§ **Goal**: Will you print the material below without altering a single character?

§ **Extracted material**:
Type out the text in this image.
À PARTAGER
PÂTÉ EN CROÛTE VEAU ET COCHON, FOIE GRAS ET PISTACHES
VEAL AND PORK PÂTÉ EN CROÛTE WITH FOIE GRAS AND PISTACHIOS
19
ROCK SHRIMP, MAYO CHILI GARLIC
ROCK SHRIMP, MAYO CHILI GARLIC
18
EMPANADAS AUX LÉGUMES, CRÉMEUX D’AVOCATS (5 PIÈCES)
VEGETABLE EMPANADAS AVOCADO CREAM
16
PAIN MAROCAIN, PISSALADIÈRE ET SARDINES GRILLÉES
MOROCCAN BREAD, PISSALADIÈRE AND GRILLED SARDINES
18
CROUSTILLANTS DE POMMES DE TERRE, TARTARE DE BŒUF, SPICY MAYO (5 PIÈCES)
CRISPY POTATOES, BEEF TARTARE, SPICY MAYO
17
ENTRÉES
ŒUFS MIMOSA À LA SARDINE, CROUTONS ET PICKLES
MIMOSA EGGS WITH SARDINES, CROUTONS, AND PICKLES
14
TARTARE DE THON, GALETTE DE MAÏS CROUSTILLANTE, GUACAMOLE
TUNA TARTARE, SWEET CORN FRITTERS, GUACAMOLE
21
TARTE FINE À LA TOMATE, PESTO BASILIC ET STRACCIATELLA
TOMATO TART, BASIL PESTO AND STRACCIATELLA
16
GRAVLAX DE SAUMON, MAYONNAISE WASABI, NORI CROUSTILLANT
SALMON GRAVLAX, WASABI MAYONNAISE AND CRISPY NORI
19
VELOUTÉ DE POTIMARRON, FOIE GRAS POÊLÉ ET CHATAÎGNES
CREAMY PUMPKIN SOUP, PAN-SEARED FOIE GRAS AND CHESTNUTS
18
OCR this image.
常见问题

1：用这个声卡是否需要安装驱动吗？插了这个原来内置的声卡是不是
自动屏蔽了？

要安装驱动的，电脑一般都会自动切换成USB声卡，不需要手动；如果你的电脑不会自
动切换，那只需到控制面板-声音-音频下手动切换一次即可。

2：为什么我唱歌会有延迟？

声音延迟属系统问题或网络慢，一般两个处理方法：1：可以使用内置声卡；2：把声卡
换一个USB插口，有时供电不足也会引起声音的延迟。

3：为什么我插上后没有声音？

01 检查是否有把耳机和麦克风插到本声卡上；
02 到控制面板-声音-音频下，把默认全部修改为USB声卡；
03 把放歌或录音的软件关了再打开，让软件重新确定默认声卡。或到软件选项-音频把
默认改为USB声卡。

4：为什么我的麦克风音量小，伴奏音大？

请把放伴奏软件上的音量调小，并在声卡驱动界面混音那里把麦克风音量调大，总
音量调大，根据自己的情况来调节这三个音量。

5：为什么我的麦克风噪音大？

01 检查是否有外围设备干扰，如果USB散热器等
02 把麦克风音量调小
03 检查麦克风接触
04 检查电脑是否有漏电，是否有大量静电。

§ **Answer for the task**:
Type out the text in this image.
À PARTAGER
PÂTÉ EN CROÛTE VEAU ET COCHON, FOIE GRAS ET PISTACHES
VEAL AND PORK PÂTÉ EN CROÛTE WITH FOIE GRAS AND PISTACHIOS
19
ROCK SHRIMP, MAYO CHILI GARLIC
ROCK SHRIMP, MAYO CHILI GARLIC
18
EMPANADAS AUX LÉGUMES, CRÉMEUX D’AVOCATS (5 PIÈCES)
VEGETABLE EMPANADAS AVOCADO CREAM
16
PAIN MAROCAIN, PISSALADIÈRE ET SARDINES GRILLÉES
MOROCCAN BREAD, PISSALADIÈRE AND GRILLED SARDINES
18
CROUSTILLANTS DE POMMES DE TERRE, TARTARE DE BŒUF, SPICY MAYO (5 PIÈCES)
CRISPY POTATOES, BEEF TARTARE, SPICY MAYO
17
ENTRÉES
ŒUFS MIMOSA À LA SARDINE, CROUTONS ET PICKLES
MIMOSA EGGS WITH SARDINES, CROUTONS, AND PICKLES
14
TARTARE DE THON, GALETTE DE MAÏS CROUSTILLANTE, GUACAMOLE
TUNA TARTARE, SWEET CORN FRITTERS, GUACAMOLE
21
TARTE FINE À LA TOMATE, PESTO BASILIC ET STRACCIATELLA
TOMATO TART, BASIL PESTO AND STRACCIATELLA
16
GRAVLAX DE SAUMON, MAYONNAISE WASABI, NORI CROUSTILLANT
SALMON GRAVLAX, WASABI MAYONNAISE AND CRISPY NORI
19
VELOUTÉ DE POTIMARRON, FOIE GRAS POÊLÉ ET CHATAÎGNES
CREAMY PUMPKIN SOUP, PAN-SEARED FOIE GRAS AND CHESTNUTS
18
OCR this image.
常见问题

1：用这个声卡是否需要安装驱动吗？插了这个原来内置的声卡是不是
自动屏蔽了？

要安装驱动的，电脑一般都会自动切换成USB声卡，不需要手动；如果你的电脑不会自
动切换，那只需到控制面板-声音-音频下手动切换一次即可。

2：为什么我唱歌会有延迟？

声音延迟属系统问题或网络慢，一般两个处理方法：1：可以使用内置声卡；2：把声卡
换一个USB插口，有时供电不足也会引起声音的延迟。

3：为什么我插上后没有声音？

01 检查是否有把耳机和麦克风插到本声卡上；
02 到控制面板-声音-音频下，把默认全部修改为USB声卡；
03 把放歌或录音的软件关了再打开，让软件重新确定默认声卡。或到软件选项-音频把
默认改为USB声卡。

4：为什么我的麦克风音量小，伴奏音大？

请把放伴奏软件上的音量调小，并在声卡驱动界面混音那里把麦克风音量调大，总
音量调大，根据自己的情况来调节这三个音量。

5：为什么我的麦克风噪音大？

01 检查是否有外围设备干扰，如果USB散热器等
02 把麦克风音量调小
03 检查麦克风接触
04 检查电脑是否有漏电，是否有大量静电。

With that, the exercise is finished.